● Items from a data source:
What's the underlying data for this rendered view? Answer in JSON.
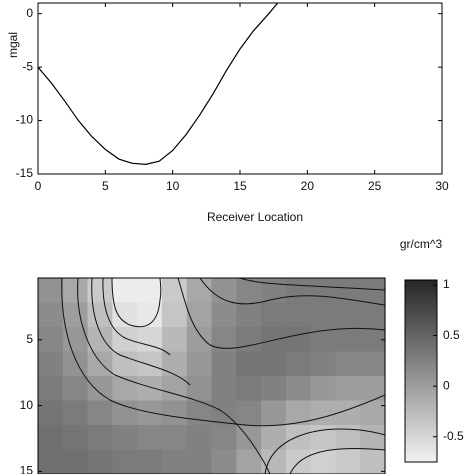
{
  "chart_data": [
    {
      "type": "line",
      "ylabel": "mgal",
      "xlabel": "Receiver Location",
      "x": [
        0,
        1,
        2,
        3,
        4,
        5,
        6,
        7,
        8,
        9,
        10,
        11,
        12,
        13,
        14,
        15,
        16,
        17,
        17.8
      ],
      "values": [
        -5,
        -6.5,
        -8.2,
        -10,
        -11.5,
        -12.7,
        -13.6,
        -14,
        -14.1,
        -13.8,
        -12.8,
        -11.3,
        -9.5,
        -7.5,
        -5.3,
        -3.3,
        -1.6,
        -0.2,
        1
      ],
      "color": "#000000",
      "xlim": [
        0,
        30
      ],
      "xticks": [
        0,
        5,
        10,
        15,
        20,
        25,
        30
      ],
      "ylim": [
        -15,
        1
      ],
      "yticks": [
        0,
        -5,
        -10,
        -15
      ]
    },
    {
      "type": "heatmap",
      "colorbar_label": "gr/cm^3",
      "ylim": [
        0.3,
        15.2
      ],
      "yticks": [
        5,
        10,
        15
      ],
      "clim": [
        -0.75,
        1.05
      ],
      "cticks": [
        1,
        0.5,
        0,
        -0.5
      ],
      "colormap": [
        "#f2f2f2",
        "#262626"
      ],
      "z": [
        [
          0.1,
          -0.1,
          -0.4,
          -0.7,
          -0.7,
          -0.4,
          -0.1,
          0.1,
          0.2,
          0.25,
          0.3,
          0.3,
          0.3,
          0.3
        ],
        [
          0.15,
          0,
          -0.3,
          -0.6,
          -0.65,
          -0.35,
          -0.05,
          0.15,
          0.25,
          0.3,
          0.3,
          0.3,
          0.3,
          0.3
        ],
        [
          0.2,
          0.05,
          -0.2,
          -0.45,
          -0.5,
          -0.25,
          0,
          0.2,
          0.3,
          0.35,
          0.35,
          0.3,
          0.3,
          0.3
        ],
        [
          0.25,
          0.1,
          -0.1,
          -0.3,
          -0.35,
          -0.15,
          0.05,
          0.25,
          0.35,
          0.35,
          0.3,
          0.25,
          0.2,
          0.2
        ],
        [
          0.3,
          0.2,
          0.05,
          -0.1,
          -0.15,
          -0.05,
          0.1,
          0.25,
          0.3,
          0.25,
          0.15,
          0.05,
          0,
          0
        ],
        [
          0.35,
          0.3,
          0.2,
          0.1,
          0.05,
          0.1,
          0.2,
          0.25,
          0.2,
          0.05,
          -0.1,
          -0.15,
          -0.15,
          -0.1
        ],
        [
          0.4,
          0.35,
          0.3,
          0.25,
          0.2,
          0.2,
          0.25,
          0.2,
          0.05,
          -0.15,
          -0.3,
          -0.35,
          -0.3,
          -0.2
        ],
        [
          0.4,
          0.4,
          0.35,
          0.3,
          0.3,
          0.25,
          0.25,
          0.15,
          -0.05,
          -0.25,
          -0.4,
          -0.45,
          -0.4,
          -0.3
        ]
      ]
    }
  ]
}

● DIRECTION:
Using the material above, set down every line exactly, but skip the pictures.

● SOLUTION BELOW:
What's the underlying data for this rendered view? Answer in JSON.
{
  "chart_data": [
    {
      "type": "line",
      "ylabel": "mgal",
      "xlabel": "Receiver Location",
      "x": [
        0,
        1,
        2,
        3,
        4,
        5,
        6,
        7,
        8,
        9,
        10,
        11,
        12,
        13,
        14,
        15,
        16,
        17,
        17.8
      ],
      "values": [
        -5,
        -6.5,
        -8.2,
        -10,
        -11.5,
        -12.7,
        -13.6,
        -14,
        -14.1,
        -13.8,
        -12.8,
        -11.3,
        -9.5,
        -7.5,
        -5.3,
        -3.3,
        -1.6,
        -0.2,
        1
      ],
      "color": "#000000",
      "xlim": [
        0,
        30
      ],
      "xticks": [
        0,
        5,
        10,
        15,
        20,
        25,
        30
      ],
      "ylim": [
        -15,
        1
      ],
      "yticks": [
        0,
        -5,
        -10,
        -15
      ]
    },
    {
      "type": "heatmap",
      "colorbar_label": "gr/cm^3",
      "ylim": [
        0.3,
        15.2
      ],
      "yticks": [
        5,
        10,
        15
      ],
      "clim": [
        -0.75,
        1.05
      ],
      "cticks": [
        1,
        0.5,
        0,
        -0.5
      ],
      "colormap": [
        "#f2f2f2",
        "#262626"
      ],
      "z": [
        [
          0.1,
          -0.1,
          -0.4,
          -0.7,
          -0.7,
          -0.4,
          -0.1,
          0.1,
          0.2,
          0.25,
          0.3,
          0.3,
          0.3,
          0.3
        ],
        [
          0.15,
          0,
          -0.3,
          -0.6,
          -0.65,
          -0.35,
          -0.05,
          0.15,
          0.25,
          0.3,
          0.3,
          0.3,
          0.3,
          0.3
        ],
        [
          0.2,
          0.05,
          -0.2,
          -0.45,
          -0.5,
          -0.25,
          0,
          0.2,
          0.3,
          0.35,
          0.35,
          0.3,
          0.3,
          0.3
        ],
        [
          0.25,
          0.1,
          -0.1,
          -0.3,
          -0.35,
          -0.15,
          0.05,
          0.25,
          0.35,
          0.35,
          0.3,
          0.25,
          0.2,
          0.2
        ],
        [
          0.3,
          0.2,
          0.05,
          -0.1,
          -0.15,
          -0.05,
          0.1,
          0.25,
          0.3,
          0.25,
          0.15,
          0.05,
          0,
          0
        ],
        [
          0.35,
          0.3,
          0.2,
          0.1,
          0.05,
          0.1,
          0.2,
          0.25,
          0.2,
          0.05,
          -0.1,
          -0.15,
          -0.15,
          -0.1
        ],
        [
          0.4,
          0.35,
          0.3,
          0.25,
          0.2,
          0.2,
          0.25,
          0.2,
          0.05,
          -0.15,
          -0.3,
          -0.35,
          -0.3,
          -0.2
        ],
        [
          0.4,
          0.4,
          0.35,
          0.3,
          0.3,
          0.25,
          0.25,
          0.15,
          -0.05,
          -0.25,
          -0.4,
          -0.45,
          -0.4,
          -0.3
        ]
      ]
    }
  ]
}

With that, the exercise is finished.